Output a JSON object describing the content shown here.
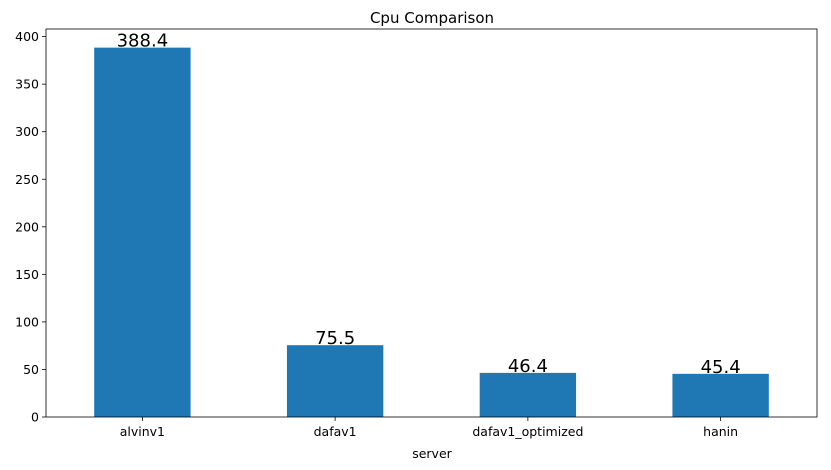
{
  "chart_data": {
    "type": "bar",
    "title": "Cpu Comparison",
    "xlabel": "server",
    "ylabel": "",
    "categories": [
      "alvinv1",
      "dafav1",
      "dafav1_optimized",
      "hanin"
    ],
    "values": [
      388.4,
      75.5,
      46.4,
      45.4
    ],
    "data_labels": [
      "388.4",
      "75.5",
      "46.4",
      "45.4"
    ],
    "ylim": [
      0,
      408
    ],
    "yticks": [
      0,
      50,
      100,
      150,
      200,
      250,
      300,
      350,
      400
    ],
    "bar_color": "#1f77b4",
    "grid": false,
    "legend": "none"
  }
}
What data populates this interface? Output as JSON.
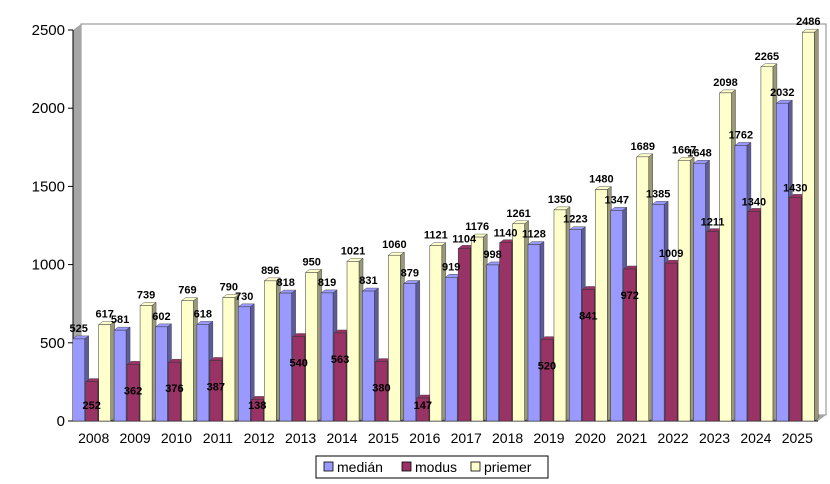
{
  "chart_data": {
    "type": "bar",
    "title": "",
    "xlabel": "",
    "ylabel": "",
    "ylim": [
      0,
      2500
    ],
    "yticks": [
      0,
      500,
      1000,
      1500,
      2000,
      2500
    ],
    "grid": false,
    "legend_position": "bottom",
    "categories": [
      "2008",
      "2009",
      "2010",
      "2011",
      "2012",
      "2013",
      "2014",
      "2015",
      "2016",
      "2017",
      "2018",
      "2019",
      "2020",
      "2021",
      "2022",
      "2023",
      "2024",
      "2025"
    ],
    "series": [
      {
        "name": "medián",
        "color": "#9999FF",
        "values": [
          525,
          581,
          602,
          618,
          730,
          818,
          819,
          831,
          879,
          919,
          998,
          1128,
          1223,
          1347,
          1385,
          1648,
          1762,
          2032
        ]
      },
      {
        "name": "modus",
        "color": "#993366",
        "values": [
          252,
          362,
          376,
          387,
          138,
          540,
          563,
          380,
          147,
          1104,
          1140,
          520,
          841,
          972,
          1009,
          1211,
          1340,
          1430
        ]
      },
      {
        "name": "priemer",
        "color": "#FFFFCC",
        "values": [
          617,
          739,
          769,
          790,
          896,
          950,
          1021,
          1060,
          1121,
          1176,
          1261,
          1350,
          1480,
          1689,
          1667,
          2098,
          2265,
          2486
        ]
      }
    ]
  }
}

## PROMPT
Leave out the pictures and reproduce the rest of the listing exactly.

## RESPONSE TO THIS TASK
Output a JSON object describing the content shown here.
{
  "chart_data": {
    "type": "bar",
    "title": "Cpu Comparison",
    "xlabel": "server",
    "ylabel": "",
    "categories": [
      "alvinv1",
      "dafav1",
      "dafav1_optimized",
      "hanin"
    ],
    "values": [
      388.4,
      75.5,
      46.4,
      45.4
    ],
    "data_labels": [
      "388.4",
      "75.5",
      "46.4",
      "45.4"
    ],
    "ylim": [
      0,
      408
    ],
    "yticks": [
      0,
      50,
      100,
      150,
      200,
      250,
      300,
      350,
      400
    ],
    "bar_color": "#1f77b4",
    "grid": false,
    "legend": "none"
  }
}
What data populates this interface? Output as JSON.
{
  "chart_data": {
    "type": "bar",
    "title": "",
    "xlabel": "",
    "ylabel": "",
    "ylim": [
      0,
      2500
    ],
    "yticks": [
      0,
      500,
      1000,
      1500,
      2000,
      2500
    ],
    "grid": false,
    "legend_position": "bottom",
    "categories": [
      "2008",
      "2009",
      "2010",
      "2011",
      "2012",
      "2013",
      "2014",
      "2015",
      "2016",
      "2017",
      "2018",
      "2019",
      "2020",
      "2021",
      "2022",
      "2023",
      "2024",
      "2025"
    ],
    "series": [
      {
        "name": "medián",
        "color": "#9999FF",
        "values": [
          525,
          581,
          602,
          618,
          730,
          818,
          819,
          831,
          879,
          919,
          998,
          1128,
          1223,
          1347,
          1385,
          1648,
          1762,
          2032
        ]
      },
      {
        "name": "modus",
        "color": "#993366",
        "values": [
          252,
          362,
          376,
          387,
          138,
          540,
          563,
          380,
          147,
          1104,
          1140,
          520,
          841,
          972,
          1009,
          1211,
          1340,
          1430
        ]
      },
      {
        "name": "priemer",
        "color": "#FFFFCC",
        "values": [
          617,
          739,
          769,
          790,
          896,
          950,
          1021,
          1060,
          1121,
          1176,
          1261,
          1350,
          1480,
          1689,
          1667,
          2098,
          2265,
          2486
        ]
      }
    ]
  }
}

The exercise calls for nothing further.